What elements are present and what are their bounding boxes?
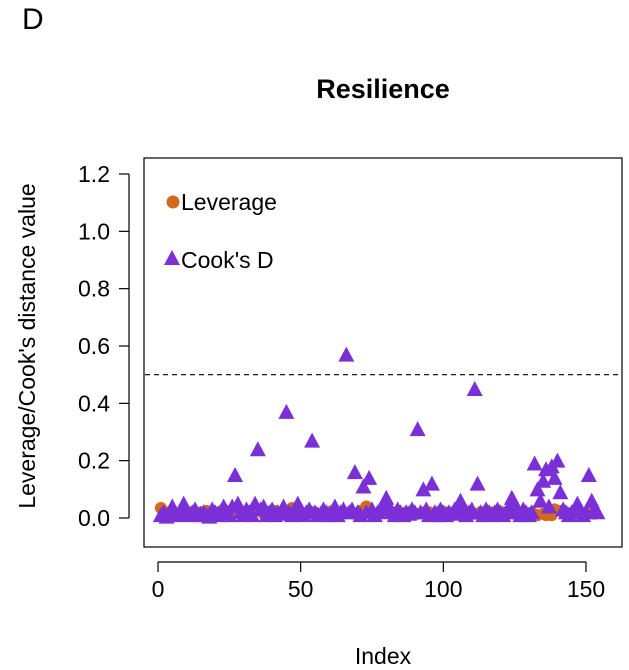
legend-leverage-marker (166, 195, 180, 209)
cooks-d-point (532, 492, 549, 508)
cooks-d-point (469, 475, 486, 491)
cooks-d-point (355, 478, 372, 494)
cooks-d-point (546, 469, 563, 485)
cooks-d-point (466, 381, 483, 396)
y-tick-label: 1.0 (78, 218, 110, 244)
x-tick-label: 50 (288, 576, 314, 602)
cooks-d-point (278, 403, 295, 419)
y-tick-label: 0.0 (78, 505, 110, 531)
y-tick-label: 0.2 (78, 448, 110, 474)
x-tick-label: 100 (424, 576, 462, 602)
cooks-d-point (227, 467, 244, 482)
axes: 0 50 100 150 0.0 0.2 0.4 0.6 0.8 1.0 1.2 (78, 161, 605, 602)
cooks-d-point (549, 452, 566, 468)
panel-label: D (22, 3, 44, 36)
legend-cooks-d-marker (164, 250, 180, 265)
chart-title: Resilience (316, 74, 450, 104)
cooks-d-point (304, 432, 321, 448)
cooks-d-point (409, 421, 426, 437)
cooks-d-point (346, 464, 363, 480)
cooks-d-point (526, 455, 543, 471)
cooks-d-point (589, 504, 606, 520)
plot-frame (143, 157, 623, 548)
x-axis-label: Index (355, 643, 412, 669)
y-tick-label: 0.8 (78, 276, 110, 302)
cooks-d-point (552, 484, 569, 500)
cooks-d-point (452, 492, 469, 508)
y-tick-label: 1.2 (78, 161, 110, 187)
legend-leverage-label: Leverage (181, 189, 277, 215)
cooks-d-point (338, 346, 355, 362)
y-axis-label: Leverage/Cook's distance value (14, 183, 40, 508)
cooks-d-point (463, 501, 480, 517)
cooks-d-point (423, 475, 440, 491)
y-tick-label: 0.6 (78, 333, 110, 359)
cooks-d-point (540, 498, 557, 514)
cooks-d-point (529, 481, 546, 497)
cooks-d-point (415, 481, 432, 497)
legend-cooks-d-label: Cook's D (181, 247, 274, 273)
cooks-d-point (361, 469, 378, 485)
data-marks (145, 346, 621, 524)
cooks-d-point (580, 467, 597, 482)
x-tick-label: 0 (152, 576, 165, 602)
y-tick-label: 0.4 (78, 390, 110, 416)
legend: Leverage Cook's D (164, 189, 277, 273)
cooks-d-point (249, 441, 266, 457)
cooks-d-point (378, 489, 395, 505)
x-tick-label: 150 (567, 576, 605, 602)
cooks-d-point (523, 504, 540, 520)
cooks-d-point (244, 507, 261, 523)
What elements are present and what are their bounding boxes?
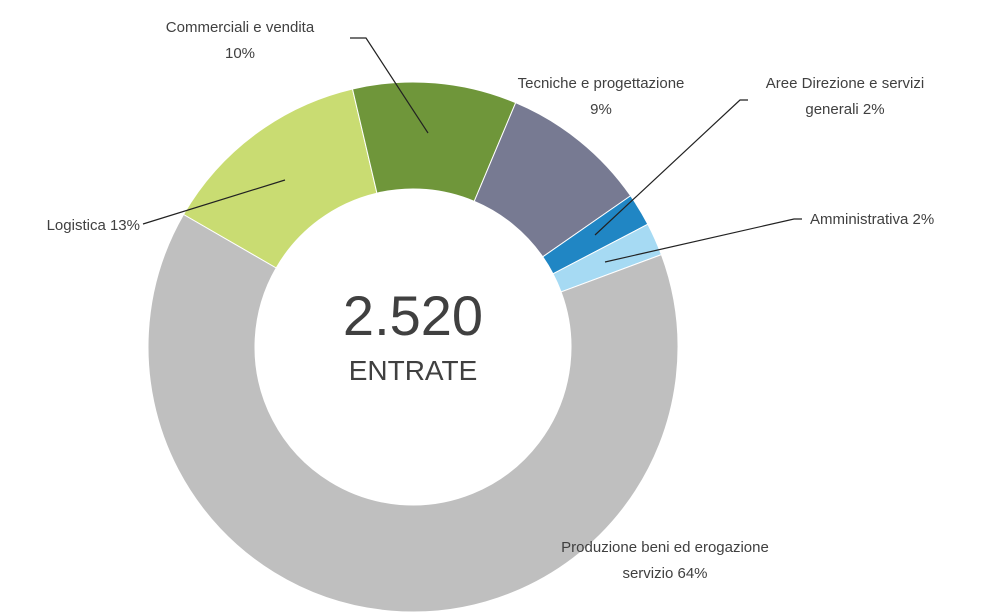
leader-line <box>594 99 748 236</box>
value-label: 2% <box>862 101 885 118</box>
value-label: 13% <box>109 217 140 234</box>
leader-line <box>604 218 802 263</box>
slice-label: Produzione beni ed erogazione servizio 6… <box>545 535 785 587</box>
slice-label: Amministrativa 2% <box>810 207 980 233</box>
leader-line <box>350 37 429 134</box>
value-label: 2% <box>912 211 935 228</box>
category-label: Amministrativa <box>810 211 909 228</box>
value-label: 10% <box>224 45 256 62</box>
slice-label: Logistica 13% <box>5 213 140 239</box>
slices <box>147 81 679 613</box>
category-label: Produzione beni ed erogazione servizio <box>561 539 769 582</box>
center-value: 2.520 <box>343 284 483 347</box>
value-label: 9% <box>590 101 612 118</box>
category-label: Tecniche e progettazione <box>517 75 685 92</box>
slice-label: Tecniche e progettazione 9% <box>480 71 722 123</box>
category-label: Commerciali e vendita <box>165 19 315 36</box>
category-label: Aree Direzione e servizi generali <box>765 75 925 118</box>
category-label: Logistica <box>46 217 106 234</box>
center-caption: ENTRATE <box>349 355 478 386</box>
slice <box>147 213 679 613</box>
slice-label: Aree Direzione e servizi generali 2% <box>740 71 950 123</box>
value-label: 64% <box>677 565 708 582</box>
slice-label: Commerciali e vendita 10% <box>130 15 350 67</box>
leader-line <box>142 179 286 225</box>
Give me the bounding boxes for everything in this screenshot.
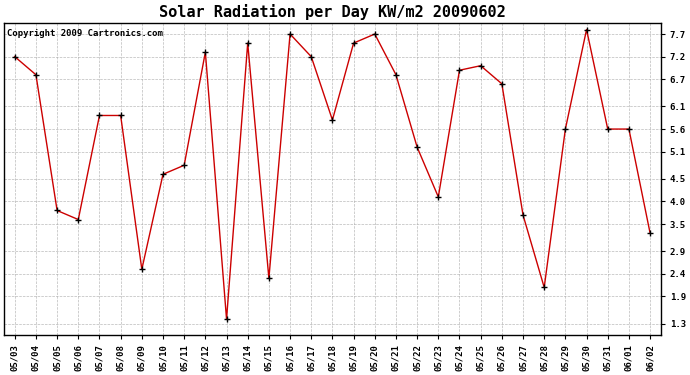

━━━━━━━━━━━━━━━━

» Your objective
Rewrite all the data above, replacing "bounding boxes" with "box coordinates" wherever it occurs and keeping everything else the same. Omit the pictures.

» Result
What elements are present and what are their box coordinates?
legend-leverage-marker (166, 195, 180, 209)
cooks-d-point (532, 492, 549, 508)
cooks-d-point (469, 475, 486, 491)
cooks-d-point (355, 478, 372, 494)
cooks-d-point (546, 469, 563, 485)
cooks-d-point (466, 381, 483, 396)
y-tick-label: 1.0 (78, 218, 110, 244)
x-tick-label: 50 (288, 576, 314, 602)
cooks-d-point (278, 403, 295, 419)
y-tick-label: 0.0 (78, 505, 110, 531)
y-tick-label: 0.2 (78, 448, 110, 474)
x-tick-label: 100 (424, 576, 462, 602)
cooks-d-point (227, 467, 244, 482)
axes: 0 50 100 150 0.0 0.2 0.4 0.6 0.8 1.0 1.2 (78, 161, 605, 602)
cooks-d-point (549, 452, 566, 468)
panel-label: D (22, 3, 44, 36)
legend-cooks-d-marker (164, 250, 180, 265)
chart-title: Resilience (316, 74, 450, 104)
cooks-d-point (304, 432, 321, 448)
cooks-d-point (409, 421, 426, 437)
cooks-d-point (346, 464, 363, 480)
cooks-d-point (526, 455, 543, 471)
cooks-d-point (589, 504, 606, 520)
plot-frame (143, 157, 623, 548)
x-axis-label: Index (355, 643, 412, 669)
y-tick-label: 0.8 (78, 276, 110, 302)
cooks-d-point (552, 484, 569, 500)
cooks-d-point (452, 492, 469, 508)
y-tick-label: 1.2 (78, 161, 110, 187)
legend-leverage-label: Leverage (181, 189, 277, 215)
cooks-d-point (338, 346, 355, 362)
y-axis-label: Leverage/Cook's distance value (14, 183, 40, 508)
cooks-d-point (463, 501, 480, 517)
cooks-d-point (423, 475, 440, 491)
y-tick-label: 0.6 (78, 333, 110, 359)
cooks-d-point (540, 498, 557, 514)
cooks-d-point (529, 481, 546, 497)
cooks-d-point (415, 481, 432, 497)
legend-cooks-d-label: Cook's D (181, 247, 274, 273)
cooks-d-point (361, 469, 378, 485)
data-marks (145, 346, 621, 524)
cooks-d-point (580, 467, 597, 482)
x-tick-label: 0 (152, 576, 165, 602)
y-tick-label: 0.4 (78, 390, 110, 416)
legend: Leverage Cook's D (164, 189, 277, 273)
cooks-d-point (249, 441, 266, 457)
cooks-d-point (378, 489, 395, 505)
x-tick-label: 150 (567, 576, 605, 602)
cooks-d-point (523, 504, 540, 520)
cooks-d-point (244, 507, 261, 523)
What elements are present and what are their box coordinates?
leader-line <box>594 99 748 236</box>
value-label: 2% <box>862 101 885 118</box>
value-label: 13% <box>109 217 140 234</box>
leader-line <box>604 218 802 263</box>
slice-label: Produzione beni ed erogazione servizio 6… <box>545 535 785 587</box>
slice-label: Amministrativa 2% <box>810 207 980 233</box>
leader-line <box>350 37 429 134</box>
value-label: 2% <box>912 211 935 228</box>
category-label: Amministrativa <box>810 211 909 228</box>
value-label: 10% <box>224 45 256 62</box>
slice-label: Logistica 13% <box>5 213 140 239</box>
slices <box>147 81 679 613</box>
category-label: Produzione beni ed erogazione servizio <box>561 539 769 582</box>
center-value: 2.520 <box>343 284 483 347</box>
value-label: 9% <box>590 101 612 118</box>
category-label: Tecniche e progettazione <box>517 75 685 92</box>
slice-label: Tecniche e progettazione 9% <box>480 71 722 123</box>
category-label: Commerciali e vendita <box>165 19 315 36</box>
category-label: Aree Direzione e servizi generali <box>765 75 925 118</box>
category-label: Logistica <box>46 217 106 234</box>
center-caption: ENTRATE <box>349 355 478 386</box>
slice <box>147 213 679 613</box>
slice-label: Aree Direzione e servizi generali 2% <box>740 71 950 123</box>
value-label: 64% <box>677 565 708 582</box>
slice-label: Commerciali e vendita 10% <box>130 15 350 67</box>
leader-line <box>142 179 286 225</box>
Give me the box coordinates for everything in this screenshot.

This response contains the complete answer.